DIRECTIVE: Copy the data that follows, character for character, minus the pictures.
## Begin SUPPLIED RECORDS
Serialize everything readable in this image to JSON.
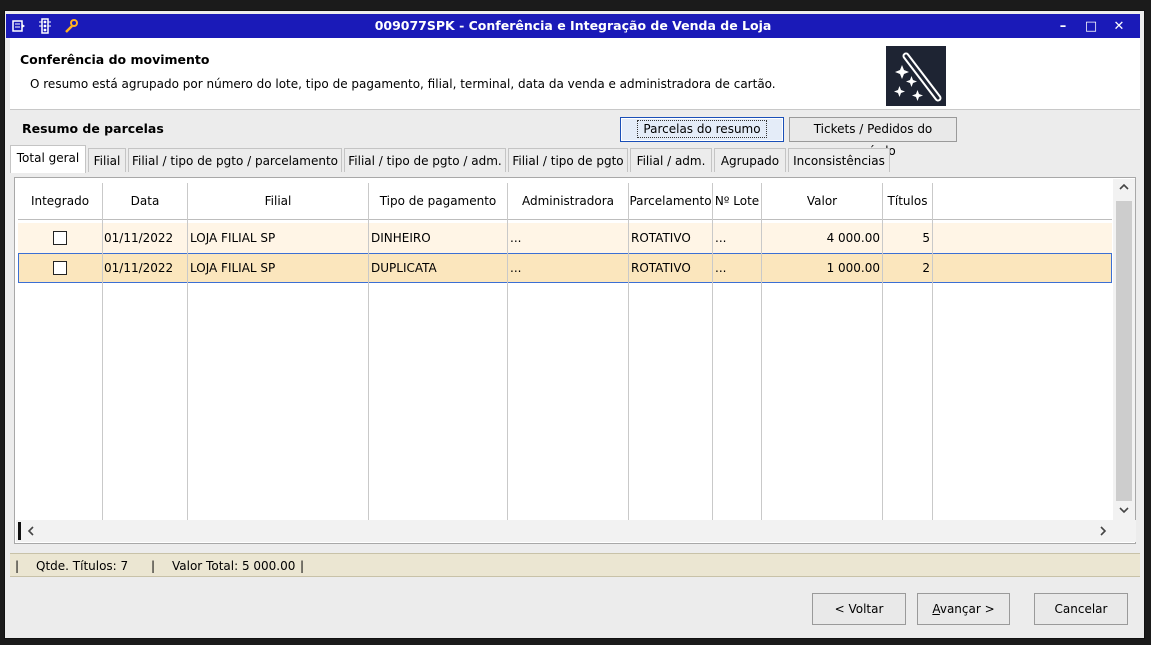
{
  "window": {
    "title": "009077SPK - Conferência e Integração de Venda de Loja",
    "controls": {
      "minimize": "–",
      "maximize": "□",
      "close": "✕"
    }
  },
  "header": {
    "title": "Conferência do movimento",
    "description": "O resumo está agrupado por número do lote, tipo de pagamento, filial, terminal, data da venda e administradora de cartão."
  },
  "section": {
    "title": "Resumo de parcelas",
    "buttons": {
      "parcelas": "Parcelas do resumo",
      "tickets": "Tickets / Pedidos do período"
    }
  },
  "tabs": [
    "Total geral",
    "Filial",
    "Filial / tipo de pgto / parcelamento",
    "Filial / tipo de pgto / adm.",
    "Filial / tipo de pgto",
    "Filial / adm.",
    "Agrupado",
    "Inconsistências"
  ],
  "table": {
    "columns": [
      "Integrado",
      "Data",
      "Filial",
      "Tipo de pagamento",
      "Administradora",
      "Parcelamento",
      "Nº Lote",
      "Valor",
      "Títulos"
    ],
    "rows": [
      {
        "integrado": false,
        "data": "01/11/2022",
        "filial": "LOJA FILIAL SP",
        "tipo": "DINHEIRO",
        "adm": "...",
        "parcelamento": "ROTATIVO",
        "lote": "...",
        "valor": "4 000.00",
        "titulos": "5"
      },
      {
        "integrado": false,
        "data": "01/11/2022",
        "filial": "LOJA FILIAL SP",
        "tipo": "DUPLICATA",
        "adm": "...",
        "parcelamento": "ROTATIVO",
        "lote": "...",
        "valor": "1 000.00",
        "titulos": "2"
      }
    ]
  },
  "status": {
    "sep": "|",
    "qtde": "Qtde. Títulos:  7",
    "valor": "Valor Total:  5 000.00"
  },
  "footer": {
    "back": "< Voltar",
    "next": "Avançar >",
    "cancel": "Cancelar"
  },
  "colors": {
    "titlebar": "#1a1ab8",
    "row_odd": "#fff5e6",
    "row_selected": "#fbe6bd",
    "statusbar": "#ebe6d2"
  }
}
## End SUPPLIED RECORDS
RESULT OF THE TASK:
Serialize everything readable in this image to JSON.
{
  "window": {
    "title": "009077SPK - Conferência e Integração de Venda de Loja",
    "controls": {
      "minimize": "–",
      "maximize": "□",
      "close": "✕"
    }
  },
  "header": {
    "title": "Conferência do movimento",
    "description": "O resumo está agrupado por número do lote, tipo de pagamento, filial, terminal, data da venda e administradora de cartão."
  },
  "section": {
    "title": "Resumo de parcelas",
    "buttons": {
      "parcelas": "Parcelas do resumo",
      "tickets": "Tickets / Pedidos do período"
    }
  },
  "tabs": [
    "Total geral",
    "Filial",
    "Filial / tipo de pgto / parcelamento",
    "Filial / tipo de pgto / adm.",
    "Filial / tipo de pgto",
    "Filial / adm.",
    "Agrupado",
    "Inconsistências"
  ],
  "table": {
    "columns": [
      "Integrado",
      "Data",
      "Filial",
      "Tipo de pagamento",
      "Administradora",
      "Parcelamento",
      "Nº Lote",
      "Valor",
      "Títulos"
    ],
    "rows": [
      {
        "integrado": false,
        "data": "01/11/2022",
        "filial": "LOJA FILIAL SP",
        "tipo": "DINHEIRO",
        "adm": "...",
        "parcelamento": "ROTATIVO",
        "lote": "...",
        "valor": "4 000.00",
        "titulos": "5"
      },
      {
        "integrado": false,
        "data": "01/11/2022",
        "filial": "LOJA FILIAL SP",
        "tipo": "DUPLICATA",
        "adm": "...",
        "parcelamento": "ROTATIVO",
        "lote": "...",
        "valor": "1 000.00",
        "titulos": "2"
      }
    ]
  },
  "status": {
    "sep": "|",
    "qtde": "Qtde. Títulos:  7",
    "valor": "Valor Total:  5 000.00"
  },
  "footer": {
    "back": "< Voltar",
    "next": "Avançar >",
    "cancel": "Cancelar"
  },
  "colors": {
    "titlebar": "#1a1ab8",
    "row_odd": "#fff5e6",
    "row_selected": "#fbe6bd",
    "statusbar": "#ebe6d2"
  }
}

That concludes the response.